**Problem**
Reproduce the listing below character for character; drop every image.

**Data shown**
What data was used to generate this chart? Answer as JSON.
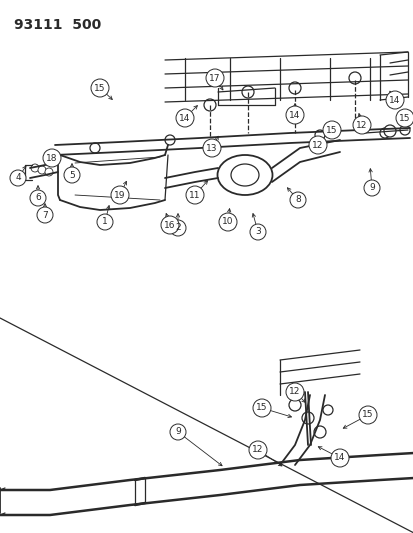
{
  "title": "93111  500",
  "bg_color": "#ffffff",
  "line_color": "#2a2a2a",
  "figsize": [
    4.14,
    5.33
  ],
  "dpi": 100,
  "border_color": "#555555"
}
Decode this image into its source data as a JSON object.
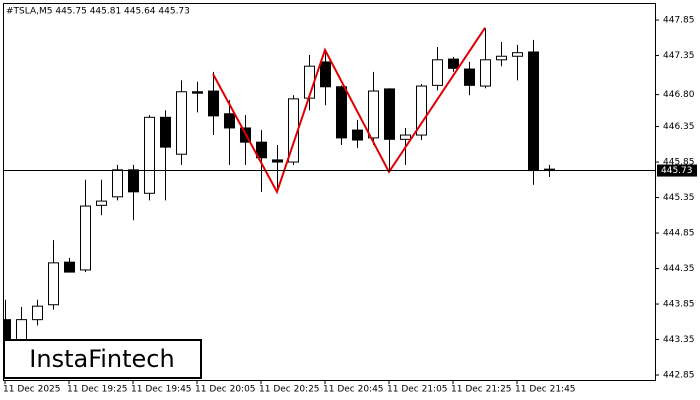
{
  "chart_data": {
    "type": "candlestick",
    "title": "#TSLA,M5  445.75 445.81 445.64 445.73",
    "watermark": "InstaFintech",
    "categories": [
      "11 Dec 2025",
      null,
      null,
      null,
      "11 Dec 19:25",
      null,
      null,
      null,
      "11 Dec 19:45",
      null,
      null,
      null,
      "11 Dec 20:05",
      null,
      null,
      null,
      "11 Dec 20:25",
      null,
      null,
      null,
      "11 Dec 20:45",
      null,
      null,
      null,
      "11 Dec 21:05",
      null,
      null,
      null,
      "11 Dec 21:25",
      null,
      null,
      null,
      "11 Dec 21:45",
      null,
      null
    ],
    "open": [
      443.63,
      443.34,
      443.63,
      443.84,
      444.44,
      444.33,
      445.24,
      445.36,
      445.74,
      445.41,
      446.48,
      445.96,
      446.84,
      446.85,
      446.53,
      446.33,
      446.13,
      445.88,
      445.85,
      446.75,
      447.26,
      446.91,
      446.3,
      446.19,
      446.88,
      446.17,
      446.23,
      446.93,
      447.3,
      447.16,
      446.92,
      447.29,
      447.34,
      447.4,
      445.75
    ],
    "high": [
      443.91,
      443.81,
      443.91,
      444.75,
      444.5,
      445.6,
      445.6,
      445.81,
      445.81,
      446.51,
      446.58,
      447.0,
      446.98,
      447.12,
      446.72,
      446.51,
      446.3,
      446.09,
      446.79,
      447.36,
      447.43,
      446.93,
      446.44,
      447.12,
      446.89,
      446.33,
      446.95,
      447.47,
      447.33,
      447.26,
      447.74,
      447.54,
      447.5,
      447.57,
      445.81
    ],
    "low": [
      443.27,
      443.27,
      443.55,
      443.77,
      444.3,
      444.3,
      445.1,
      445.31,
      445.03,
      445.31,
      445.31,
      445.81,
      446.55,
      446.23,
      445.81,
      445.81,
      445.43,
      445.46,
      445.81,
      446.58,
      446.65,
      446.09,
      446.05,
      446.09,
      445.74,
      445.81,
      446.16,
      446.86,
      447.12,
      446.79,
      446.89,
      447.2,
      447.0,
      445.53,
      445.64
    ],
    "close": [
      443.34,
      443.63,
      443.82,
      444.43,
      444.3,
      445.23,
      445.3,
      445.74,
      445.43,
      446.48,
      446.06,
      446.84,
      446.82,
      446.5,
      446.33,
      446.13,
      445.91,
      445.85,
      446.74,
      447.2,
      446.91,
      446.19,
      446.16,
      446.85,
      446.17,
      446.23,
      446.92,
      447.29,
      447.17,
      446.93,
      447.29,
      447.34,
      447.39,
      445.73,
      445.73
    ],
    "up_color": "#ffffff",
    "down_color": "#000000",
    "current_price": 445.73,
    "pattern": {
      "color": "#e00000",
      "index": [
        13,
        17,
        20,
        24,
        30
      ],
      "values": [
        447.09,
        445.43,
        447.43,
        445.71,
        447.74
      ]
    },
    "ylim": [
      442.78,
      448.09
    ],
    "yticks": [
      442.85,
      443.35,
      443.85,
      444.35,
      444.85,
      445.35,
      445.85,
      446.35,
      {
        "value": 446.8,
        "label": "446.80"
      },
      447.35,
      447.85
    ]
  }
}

**Answer below**
What data was used to generate this chart? Answer as JSON.
{
  "title": "93111  500",
  "bg_color": "#ffffff",
  "line_color": "#2a2a2a",
  "figsize": [
    4.14,
    5.33
  ],
  "dpi": 100,
  "border_color": "#555555"
}
Decode this image into its source data as a JSON object.
{
  "chart_data": {
    "type": "candlestick",
    "title": "#TSLA,M5  445.75 445.81 445.64 445.73",
    "watermark": "InstaFintech",
    "categories": [
      "11 Dec 2025",
      null,
      null,
      null,
      "11 Dec 19:25",
      null,
      null,
      null,
      "11 Dec 19:45",
      null,
      null,
      null,
      "11 Dec 20:05",
      null,
      null,
      null,
      "11 Dec 20:25",
      null,
      null,
      null,
      "11 Dec 20:45",
      null,
      null,
      null,
      "11 Dec 21:05",
      null,
      null,
      null,
      "11 Dec 21:25",
      null,
      null,
      null,
      "11 Dec 21:45",
      null,
      null
    ],
    "open": [
      443.63,
      443.34,
      443.63,
      443.84,
      444.44,
      444.33,
      445.24,
      445.36,
      445.74,
      445.41,
      446.48,
      445.96,
      446.84,
      446.85,
      446.53,
      446.33,
      446.13,
      445.88,
      445.85,
      446.75,
      447.26,
      446.91,
      446.3,
      446.19,
      446.88,
      446.17,
      446.23,
      446.93,
      447.3,
      447.16,
      446.92,
      447.29,
      447.34,
      447.4,
      445.75
    ],
    "high": [
      443.91,
      443.81,
      443.91,
      444.75,
      444.5,
      445.6,
      445.6,
      445.81,
      445.81,
      446.51,
      446.58,
      447.0,
      446.98,
      447.12,
      446.72,
      446.51,
      446.3,
      446.09,
      446.79,
      447.36,
      447.43,
      446.93,
      446.44,
      447.12,
      446.89,
      446.33,
      446.95,
      447.47,
      447.33,
      447.26,
      447.74,
      447.54,
      447.5,
      447.57,
      445.81
    ],
    "low": [
      443.27,
      443.27,
      443.55,
      443.77,
      444.3,
      444.3,
      445.1,
      445.31,
      445.03,
      445.31,
      445.31,
      445.81,
      446.55,
      446.23,
      445.81,
      445.81,
      445.43,
      445.46,
      445.81,
      446.58,
      446.65,
      446.09,
      446.05,
      446.09,
      445.74,
      445.81,
      446.16,
      446.86,
      447.12,
      446.79,
      446.89,
      447.2,
      447.0,
      445.53,
      445.64
    ],
    "close": [
      443.34,
      443.63,
      443.82,
      444.43,
      444.3,
      445.23,
      445.3,
      445.74,
      445.43,
      446.48,
      446.06,
      446.84,
      446.82,
      446.5,
      446.33,
      446.13,
      445.91,
      445.85,
      446.74,
      447.2,
      446.91,
      446.19,
      446.16,
      446.85,
      446.17,
      446.23,
      446.92,
      447.29,
      447.17,
      446.93,
      447.29,
      447.34,
      447.39,
      445.73,
      445.73
    ],
    "up_color": "#ffffff",
    "down_color": "#000000",
    "current_price": 445.73,
    "pattern": {
      "color": "#e00000",
      "index": [
        13,
        17,
        20,
        24,
        30
      ],
      "values": [
        447.09,
        445.43,
        447.43,
        445.71,
        447.74
      ]
    },
    "ylim": [
      442.78,
      448.09
    ],
    "yticks": [
      442.85,
      443.35,
      443.85,
      444.35,
      444.85,
      445.35,
      445.85,
      446.35,
      {
        "value": 446.8,
        "label": "446.80"
      },
      447.35,
      447.85
    ]
  }
}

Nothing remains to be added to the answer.